> **Exercise**
Output every entry exactly, from the first line to the last.

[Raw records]
□ □ □ □ □

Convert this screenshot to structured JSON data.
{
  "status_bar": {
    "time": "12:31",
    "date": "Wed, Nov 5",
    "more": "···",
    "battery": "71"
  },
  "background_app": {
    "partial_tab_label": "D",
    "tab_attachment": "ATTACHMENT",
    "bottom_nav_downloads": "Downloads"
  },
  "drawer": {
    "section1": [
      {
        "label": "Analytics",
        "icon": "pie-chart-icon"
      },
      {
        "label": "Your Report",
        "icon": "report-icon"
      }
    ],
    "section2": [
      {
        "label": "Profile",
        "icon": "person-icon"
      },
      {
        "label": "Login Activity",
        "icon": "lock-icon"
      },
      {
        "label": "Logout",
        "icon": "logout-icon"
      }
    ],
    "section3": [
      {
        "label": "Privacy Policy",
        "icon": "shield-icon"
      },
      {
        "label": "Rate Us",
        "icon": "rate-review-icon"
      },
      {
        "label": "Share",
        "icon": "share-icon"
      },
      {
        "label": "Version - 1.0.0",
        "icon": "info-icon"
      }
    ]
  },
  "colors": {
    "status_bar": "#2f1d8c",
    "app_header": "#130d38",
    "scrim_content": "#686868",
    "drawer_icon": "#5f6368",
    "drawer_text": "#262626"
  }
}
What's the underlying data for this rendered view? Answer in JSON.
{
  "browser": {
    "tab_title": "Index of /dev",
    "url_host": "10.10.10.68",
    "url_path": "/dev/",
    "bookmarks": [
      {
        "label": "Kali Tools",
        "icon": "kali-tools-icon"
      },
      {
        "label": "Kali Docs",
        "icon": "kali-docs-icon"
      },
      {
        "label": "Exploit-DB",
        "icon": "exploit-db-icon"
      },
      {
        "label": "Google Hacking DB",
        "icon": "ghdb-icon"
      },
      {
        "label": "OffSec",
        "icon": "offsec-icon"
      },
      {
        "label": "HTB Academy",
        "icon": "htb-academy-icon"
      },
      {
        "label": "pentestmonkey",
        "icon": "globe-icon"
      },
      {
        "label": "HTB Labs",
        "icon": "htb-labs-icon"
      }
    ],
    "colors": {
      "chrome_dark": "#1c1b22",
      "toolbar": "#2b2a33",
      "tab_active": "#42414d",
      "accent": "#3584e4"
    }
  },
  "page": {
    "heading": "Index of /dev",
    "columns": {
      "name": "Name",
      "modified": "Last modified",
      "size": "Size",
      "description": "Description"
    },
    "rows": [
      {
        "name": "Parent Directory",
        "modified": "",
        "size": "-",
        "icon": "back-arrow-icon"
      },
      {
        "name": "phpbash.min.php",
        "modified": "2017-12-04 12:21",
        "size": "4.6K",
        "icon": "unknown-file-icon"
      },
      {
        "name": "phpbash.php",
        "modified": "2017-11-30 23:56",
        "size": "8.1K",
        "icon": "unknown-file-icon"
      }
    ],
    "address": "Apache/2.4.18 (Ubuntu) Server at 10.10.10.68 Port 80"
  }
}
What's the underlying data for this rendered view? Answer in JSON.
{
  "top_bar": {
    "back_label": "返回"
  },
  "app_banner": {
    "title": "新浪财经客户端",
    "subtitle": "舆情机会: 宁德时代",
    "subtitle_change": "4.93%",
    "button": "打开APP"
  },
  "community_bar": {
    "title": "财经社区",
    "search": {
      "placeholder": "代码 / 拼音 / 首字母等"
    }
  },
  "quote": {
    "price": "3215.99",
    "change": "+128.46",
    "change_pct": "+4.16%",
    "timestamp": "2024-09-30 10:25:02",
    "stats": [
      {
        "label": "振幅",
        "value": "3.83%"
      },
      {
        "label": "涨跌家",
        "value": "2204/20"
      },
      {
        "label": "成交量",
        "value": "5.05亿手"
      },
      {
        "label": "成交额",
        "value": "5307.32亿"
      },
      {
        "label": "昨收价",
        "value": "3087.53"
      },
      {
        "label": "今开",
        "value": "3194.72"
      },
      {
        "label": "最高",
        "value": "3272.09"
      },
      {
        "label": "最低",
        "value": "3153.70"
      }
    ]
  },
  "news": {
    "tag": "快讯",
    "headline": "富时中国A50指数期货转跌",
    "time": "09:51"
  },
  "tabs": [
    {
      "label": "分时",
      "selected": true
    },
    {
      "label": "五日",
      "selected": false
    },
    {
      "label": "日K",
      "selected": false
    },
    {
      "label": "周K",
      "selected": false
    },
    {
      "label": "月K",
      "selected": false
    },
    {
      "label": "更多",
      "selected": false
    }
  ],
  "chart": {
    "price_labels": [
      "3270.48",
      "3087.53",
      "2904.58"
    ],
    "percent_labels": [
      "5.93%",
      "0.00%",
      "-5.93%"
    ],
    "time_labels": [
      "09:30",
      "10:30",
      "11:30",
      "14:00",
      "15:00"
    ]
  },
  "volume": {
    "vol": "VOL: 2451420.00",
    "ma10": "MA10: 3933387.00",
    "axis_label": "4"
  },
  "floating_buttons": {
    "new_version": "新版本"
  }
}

□ □ □ □ □

> **Output for this task**
Convert this screenshot to structured JSON data.
{
  "status_bar": {
    "time": "12:31",
    "date": "Wed, Nov 5",
    "more": "···",
    "battery": "71"
  },
  "background_app": {
    "partial_tab_label": "D",
    "tab_attachment": "ATTACHMENT",
    "bottom_nav_downloads": "Downloads"
  },
  "drawer": {
    "section1": [
      {
        "label": "Analytics",
        "icon": "pie-chart-icon"
      },
      {
        "label": "Your Report",
        "icon": "report-icon"
      }
    ],
    "section2": [
      {
        "label": "Profile",
        "icon": "person-icon"
      },
      {
        "label": "Login Activity",
        "icon": "lock-icon"
      },
      {
        "label": "Logout",
        "icon": "logout-icon"
      }
    ],
    "section3": [
      {
        "label": "Privacy Policy",
        "icon": "shield-icon"
      },
      {
        "label": "Rate Us",
        "icon": "rate-review-icon"
      },
      {
        "label": "Share",
        "icon": "share-icon"
      },
      {
        "label": "Version - 1.0.0",
        "icon": "info-icon"
      }
    ]
  },
  "colors": {
    "status_bar": "#2f1d8c",
    "app_header": "#130d38",
    "scrim_content": "#686868",
    "drawer_icon": "#5f6368",
    "drawer_text": "#262626"
  }
}
What's the underlying data for this rendered view? Answer in JSON.
{
  "browser": {
    "tab_title": "Index of /dev",
    "url_host": "10.10.10.68",
    "url_path": "/dev/",
    "bookmarks": [
      {
        "label": "Kali Tools",
        "icon": "kali-tools-icon"
      },
      {
        "label": "Kali Docs",
        "icon": "kali-docs-icon"
      },
      {
        "label": "Exploit-DB",
        "icon": "exploit-db-icon"
      },
      {
        "label": "Google Hacking DB",
        "icon": "ghdb-icon"
      },
      {
        "label": "OffSec",
        "icon": "offsec-icon"
      },
      {
        "label": "HTB Academy",
        "icon": "htb-academy-icon"
      },
      {
        "label": "pentestmonkey",
        "icon": "globe-icon"
      },
      {
        "label": "HTB Labs",
        "icon": "htb-labs-icon"
      }
    ],
    "colors": {
      "chrome_dark": "#1c1b22",
      "toolbar": "#2b2a33",
      "tab_active": "#42414d",
      "accent": "#3584e4"
    }
  },
  "page": {
    "heading": "Index of /dev",
    "columns": {
      "name": "Name",
      "modified": "Last modified",
      "size": "Size",
      "description": "Description"
    },
    "rows": [
      {
        "name": "Parent Directory",
        "modified": "",
        "size": "-",
        "icon": "back-arrow-icon"
      },
      {
        "name": "phpbash.min.php",
        "modified": "2017-12-04 12:21",
        "size": "4.6K",
        "icon": "unknown-file-icon"
      },
      {
        "name": "phpbash.php",
        "modified": "2017-11-30 23:56",
        "size": "8.1K",
        "icon": "unknown-file-icon"
      }
    ],
    "address": "Apache/2.4.18 (Ubuntu) Server at 10.10.10.68 Port 80"
  }
}
What's the underlying data for this rendered view? Answer in JSON.
{
  "top_bar": {
    "back_label": "返回"
  },
  "app_banner": {
    "title": "新浪财经客户端",
    "subtitle": "舆情机会: 宁德时代",
    "subtitle_change": "4.93%",
    "button": "打开APP"
  },
  "community_bar": {
    "title": "财经社区",
    "search": {
      "placeholder": "代码 / 拼音 / 首字母等"
    }
  },
  "quote": {
    "price": "3215.99",
    "change": "+128.46",
    "change_pct": "+4.16%",
    "timestamp": "2024-09-30 10:25:02",
    "stats": [
      {
        "label": "振幅",
        "value": "3.83%"
      },
      {
        "label": "涨跌家",
        "value": "2204/20"
      },
      {
        "label": "成交量",
        "value": "5.05亿手"
      },
      {
        "label": "成交额",
        "value": "5307.32亿"
      },
      {
        "label": "昨收价",
        "value": "3087.53"
      },
      {
        "label": "今开",
        "value": "3194.72"
      },
      {
        "label": "最高",
        "value": "3272.09"
      },
      {
        "label": "最低",
        "value": "3153.70"
      }
    ]
  },
  "news": {
    "tag": "快讯",
    "headline": "富时中国A50指数期货转跌",
    "time": "09:51"
  },
  "tabs": [
    {
      "label": "分时",
      "selected": true
    },
    {
      "label": "五日",
      "selected": false
    },
    {
      "label": "日K",
      "selected": false
    },
    {
      "label": "周K",
      "selected": false
    },
    {
      "label": "月K",
      "selected": false
    },
    {
      "label": "更多",
      "selected": false
    }
  ],
  "chart": {
    "price_labels": [
      "3270.48",
      "3087.53",
      "2904.58"
    ],
    "percent_labels": [
      "5.93%",
      "0.00%",
      "-5.93%"
    ],
    "time_labels": [
      "09:30",
      "10:30",
      "11:30",
      "14:00",
      "15:00"
    ]
  },
  "volume": {
    "vol": "VOL: 2451420.00",
    "ma10": "MA10: 3933387.00",
    "axis_label": "4"
  },
  "floating_buttons": {
    "new_version": "新版本"
  }
}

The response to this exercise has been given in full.